> _Written instruction_: Reproduce only the lines from the line containing "Enumerate this screenshot's" to the end of the entries below, including both of those lines.

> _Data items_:
>> Start

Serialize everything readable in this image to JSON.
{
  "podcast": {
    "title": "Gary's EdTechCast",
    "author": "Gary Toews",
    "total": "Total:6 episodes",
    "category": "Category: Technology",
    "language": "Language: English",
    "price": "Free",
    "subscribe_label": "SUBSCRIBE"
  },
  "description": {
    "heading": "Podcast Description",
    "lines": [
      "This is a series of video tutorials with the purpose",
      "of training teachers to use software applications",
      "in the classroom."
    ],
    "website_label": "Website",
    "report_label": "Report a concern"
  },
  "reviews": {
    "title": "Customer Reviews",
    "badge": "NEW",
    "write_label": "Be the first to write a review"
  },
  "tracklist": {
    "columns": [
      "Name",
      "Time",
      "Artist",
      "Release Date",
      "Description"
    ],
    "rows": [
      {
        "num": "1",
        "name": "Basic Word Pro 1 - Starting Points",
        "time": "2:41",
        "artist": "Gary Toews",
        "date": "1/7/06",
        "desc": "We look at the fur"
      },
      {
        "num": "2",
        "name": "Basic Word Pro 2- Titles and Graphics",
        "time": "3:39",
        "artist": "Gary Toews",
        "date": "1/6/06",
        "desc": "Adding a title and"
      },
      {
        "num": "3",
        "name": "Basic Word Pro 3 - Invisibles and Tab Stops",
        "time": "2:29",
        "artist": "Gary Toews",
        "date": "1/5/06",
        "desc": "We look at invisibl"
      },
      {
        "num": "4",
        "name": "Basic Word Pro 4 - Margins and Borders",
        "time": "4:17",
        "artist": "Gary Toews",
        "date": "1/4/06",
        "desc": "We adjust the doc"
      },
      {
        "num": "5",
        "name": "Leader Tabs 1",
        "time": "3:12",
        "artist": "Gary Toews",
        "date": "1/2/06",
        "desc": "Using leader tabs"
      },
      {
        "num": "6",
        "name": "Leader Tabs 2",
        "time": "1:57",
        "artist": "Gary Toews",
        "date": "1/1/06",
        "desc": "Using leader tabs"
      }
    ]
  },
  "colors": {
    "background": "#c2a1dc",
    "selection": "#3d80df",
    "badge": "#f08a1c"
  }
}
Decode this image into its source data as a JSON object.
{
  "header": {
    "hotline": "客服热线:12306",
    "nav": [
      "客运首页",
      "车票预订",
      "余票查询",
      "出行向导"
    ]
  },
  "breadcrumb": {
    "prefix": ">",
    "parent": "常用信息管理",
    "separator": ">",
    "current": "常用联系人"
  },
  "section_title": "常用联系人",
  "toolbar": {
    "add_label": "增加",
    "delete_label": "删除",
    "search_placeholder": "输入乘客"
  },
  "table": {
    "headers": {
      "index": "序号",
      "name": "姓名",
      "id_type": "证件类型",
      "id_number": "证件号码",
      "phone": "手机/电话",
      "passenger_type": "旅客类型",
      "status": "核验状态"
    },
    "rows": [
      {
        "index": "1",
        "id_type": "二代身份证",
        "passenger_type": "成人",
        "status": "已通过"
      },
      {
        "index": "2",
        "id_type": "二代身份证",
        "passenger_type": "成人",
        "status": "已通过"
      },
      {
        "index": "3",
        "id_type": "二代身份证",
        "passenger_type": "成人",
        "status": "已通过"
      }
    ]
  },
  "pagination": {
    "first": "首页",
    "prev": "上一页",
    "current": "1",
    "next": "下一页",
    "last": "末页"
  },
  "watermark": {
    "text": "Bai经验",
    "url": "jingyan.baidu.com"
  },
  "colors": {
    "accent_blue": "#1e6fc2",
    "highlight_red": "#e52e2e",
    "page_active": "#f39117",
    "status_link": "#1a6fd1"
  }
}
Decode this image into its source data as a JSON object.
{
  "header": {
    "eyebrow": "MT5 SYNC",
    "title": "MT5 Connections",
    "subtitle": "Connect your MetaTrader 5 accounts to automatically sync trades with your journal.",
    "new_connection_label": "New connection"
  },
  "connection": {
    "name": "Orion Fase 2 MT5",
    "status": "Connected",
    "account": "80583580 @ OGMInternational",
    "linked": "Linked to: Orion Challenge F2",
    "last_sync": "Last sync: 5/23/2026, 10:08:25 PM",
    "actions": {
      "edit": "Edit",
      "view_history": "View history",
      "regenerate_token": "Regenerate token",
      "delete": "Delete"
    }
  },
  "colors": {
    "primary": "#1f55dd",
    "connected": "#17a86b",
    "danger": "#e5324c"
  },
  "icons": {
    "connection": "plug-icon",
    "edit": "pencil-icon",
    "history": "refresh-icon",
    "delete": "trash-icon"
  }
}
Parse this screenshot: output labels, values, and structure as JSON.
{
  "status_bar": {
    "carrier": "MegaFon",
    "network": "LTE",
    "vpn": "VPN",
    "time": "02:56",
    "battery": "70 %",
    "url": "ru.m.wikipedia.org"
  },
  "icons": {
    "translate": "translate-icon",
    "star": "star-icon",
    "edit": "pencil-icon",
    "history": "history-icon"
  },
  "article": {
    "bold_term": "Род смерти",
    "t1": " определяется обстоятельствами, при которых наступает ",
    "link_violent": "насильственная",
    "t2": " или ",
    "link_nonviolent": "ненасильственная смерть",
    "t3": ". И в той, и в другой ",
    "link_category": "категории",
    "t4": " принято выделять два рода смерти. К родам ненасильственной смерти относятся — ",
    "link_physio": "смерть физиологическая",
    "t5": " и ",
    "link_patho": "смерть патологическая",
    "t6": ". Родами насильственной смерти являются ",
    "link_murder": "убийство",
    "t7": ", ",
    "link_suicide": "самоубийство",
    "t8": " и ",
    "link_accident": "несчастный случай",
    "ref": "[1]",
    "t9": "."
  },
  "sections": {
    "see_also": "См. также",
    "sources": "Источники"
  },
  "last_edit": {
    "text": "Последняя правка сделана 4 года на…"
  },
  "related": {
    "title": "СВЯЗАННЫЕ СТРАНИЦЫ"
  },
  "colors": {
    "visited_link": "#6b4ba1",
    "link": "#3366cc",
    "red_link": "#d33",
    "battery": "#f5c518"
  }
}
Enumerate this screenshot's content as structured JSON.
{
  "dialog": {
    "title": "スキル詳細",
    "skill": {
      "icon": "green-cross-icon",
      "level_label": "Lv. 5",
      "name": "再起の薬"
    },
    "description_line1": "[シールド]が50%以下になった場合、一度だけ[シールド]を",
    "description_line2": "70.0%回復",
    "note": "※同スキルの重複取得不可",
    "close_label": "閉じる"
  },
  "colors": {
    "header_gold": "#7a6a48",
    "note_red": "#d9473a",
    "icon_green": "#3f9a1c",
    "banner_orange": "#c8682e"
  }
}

>> End

> _The output_:
Enumerate this screenshot's content as structured JSON.
{
  "dialog": {
    "title": "スキル詳細",
    "skill": {
      "icon": "green-cross-icon",
      "level_label": "Lv. 5",
      "name": "再起の薬"
    },
    "description_line1": "[シールド]が50%以下になった場合、一度だけ[シールド]を",
    "description_line2": "70.0%回復",
    "note": "※同スキルの重複取得不可",
    "close_label": "閉じる"
  },
  "colors": {
    "header_gold": "#7a6a48",
    "note_red": "#d9473a",
    "icon_green": "#3f9a1c",
    "banner_orange": "#c8682e"
  }
}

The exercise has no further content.